Dataset rows about figures
=======
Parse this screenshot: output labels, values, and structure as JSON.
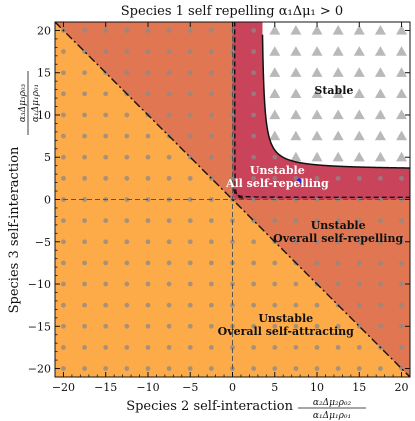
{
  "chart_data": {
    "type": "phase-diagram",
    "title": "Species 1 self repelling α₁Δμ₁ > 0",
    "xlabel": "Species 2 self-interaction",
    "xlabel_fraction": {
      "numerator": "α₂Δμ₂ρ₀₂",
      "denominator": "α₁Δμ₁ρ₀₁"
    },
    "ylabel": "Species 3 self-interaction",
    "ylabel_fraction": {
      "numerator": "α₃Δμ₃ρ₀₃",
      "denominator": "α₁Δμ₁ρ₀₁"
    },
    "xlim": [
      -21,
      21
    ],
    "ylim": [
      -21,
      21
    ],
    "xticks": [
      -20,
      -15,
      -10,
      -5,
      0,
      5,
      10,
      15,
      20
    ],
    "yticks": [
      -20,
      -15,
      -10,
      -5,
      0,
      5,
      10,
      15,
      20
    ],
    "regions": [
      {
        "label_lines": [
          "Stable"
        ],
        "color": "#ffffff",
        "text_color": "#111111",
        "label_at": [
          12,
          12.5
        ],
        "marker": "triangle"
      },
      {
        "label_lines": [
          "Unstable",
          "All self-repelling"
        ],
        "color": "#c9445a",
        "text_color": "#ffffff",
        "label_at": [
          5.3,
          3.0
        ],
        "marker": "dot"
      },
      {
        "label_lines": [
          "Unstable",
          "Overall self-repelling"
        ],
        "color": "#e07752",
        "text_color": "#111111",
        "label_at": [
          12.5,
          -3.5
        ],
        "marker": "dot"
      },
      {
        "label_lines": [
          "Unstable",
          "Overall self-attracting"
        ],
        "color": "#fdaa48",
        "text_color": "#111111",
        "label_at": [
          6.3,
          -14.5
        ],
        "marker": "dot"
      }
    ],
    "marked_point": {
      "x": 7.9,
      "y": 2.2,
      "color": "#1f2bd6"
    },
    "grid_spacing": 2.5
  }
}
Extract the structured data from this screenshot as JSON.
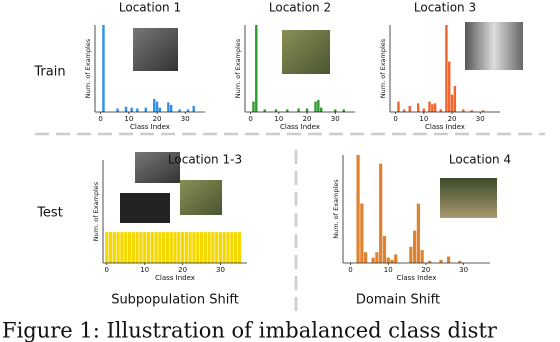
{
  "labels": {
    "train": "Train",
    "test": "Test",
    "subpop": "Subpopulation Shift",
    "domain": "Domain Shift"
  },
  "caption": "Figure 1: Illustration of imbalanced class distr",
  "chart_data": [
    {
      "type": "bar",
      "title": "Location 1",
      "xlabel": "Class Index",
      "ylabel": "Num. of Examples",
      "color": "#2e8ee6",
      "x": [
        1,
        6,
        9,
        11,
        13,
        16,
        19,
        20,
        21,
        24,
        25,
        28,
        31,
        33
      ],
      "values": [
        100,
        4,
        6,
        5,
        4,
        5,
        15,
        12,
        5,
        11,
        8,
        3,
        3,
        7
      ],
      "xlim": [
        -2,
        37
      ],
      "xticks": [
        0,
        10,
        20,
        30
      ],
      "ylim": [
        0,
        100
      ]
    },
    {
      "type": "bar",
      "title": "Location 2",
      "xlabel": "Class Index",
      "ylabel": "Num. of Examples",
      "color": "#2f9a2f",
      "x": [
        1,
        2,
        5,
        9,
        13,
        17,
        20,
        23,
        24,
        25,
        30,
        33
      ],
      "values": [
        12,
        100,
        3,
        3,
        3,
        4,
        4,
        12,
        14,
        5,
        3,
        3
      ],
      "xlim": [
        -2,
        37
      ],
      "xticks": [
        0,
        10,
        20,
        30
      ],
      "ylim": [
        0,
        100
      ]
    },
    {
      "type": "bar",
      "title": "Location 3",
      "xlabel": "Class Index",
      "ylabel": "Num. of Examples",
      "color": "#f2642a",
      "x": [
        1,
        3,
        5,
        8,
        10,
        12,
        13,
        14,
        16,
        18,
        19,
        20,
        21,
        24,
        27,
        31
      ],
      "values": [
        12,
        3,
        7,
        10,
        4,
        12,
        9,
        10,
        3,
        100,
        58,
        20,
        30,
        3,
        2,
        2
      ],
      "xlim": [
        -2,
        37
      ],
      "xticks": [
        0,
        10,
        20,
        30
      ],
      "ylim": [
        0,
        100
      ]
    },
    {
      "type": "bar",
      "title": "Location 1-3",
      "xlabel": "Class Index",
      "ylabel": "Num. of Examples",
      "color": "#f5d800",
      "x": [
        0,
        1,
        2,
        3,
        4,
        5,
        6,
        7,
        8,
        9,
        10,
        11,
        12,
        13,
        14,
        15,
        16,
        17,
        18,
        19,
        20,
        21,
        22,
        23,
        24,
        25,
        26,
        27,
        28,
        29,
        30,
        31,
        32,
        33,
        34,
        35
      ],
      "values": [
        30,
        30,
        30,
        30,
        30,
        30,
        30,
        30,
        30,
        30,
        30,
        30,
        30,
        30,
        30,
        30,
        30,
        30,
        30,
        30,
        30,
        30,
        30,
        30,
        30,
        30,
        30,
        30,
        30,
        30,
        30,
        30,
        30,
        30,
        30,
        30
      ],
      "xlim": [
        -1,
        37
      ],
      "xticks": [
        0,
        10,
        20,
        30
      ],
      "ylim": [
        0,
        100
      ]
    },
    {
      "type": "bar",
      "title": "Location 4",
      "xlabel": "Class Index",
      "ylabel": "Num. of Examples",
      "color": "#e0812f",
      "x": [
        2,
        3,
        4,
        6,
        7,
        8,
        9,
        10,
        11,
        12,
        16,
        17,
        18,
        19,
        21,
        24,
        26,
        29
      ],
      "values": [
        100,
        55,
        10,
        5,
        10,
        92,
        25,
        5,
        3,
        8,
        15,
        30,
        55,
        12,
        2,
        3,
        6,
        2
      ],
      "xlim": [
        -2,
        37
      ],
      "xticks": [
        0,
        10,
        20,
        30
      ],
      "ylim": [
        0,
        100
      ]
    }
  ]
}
=======
TO BE DONE
Filter the listing above by the word "interaction"; copy each line that passes.

EXPECTED ANSWER
    "xlabel": "Species 2 self-interaction",
    "ylabel": "Species 3 self-interaction",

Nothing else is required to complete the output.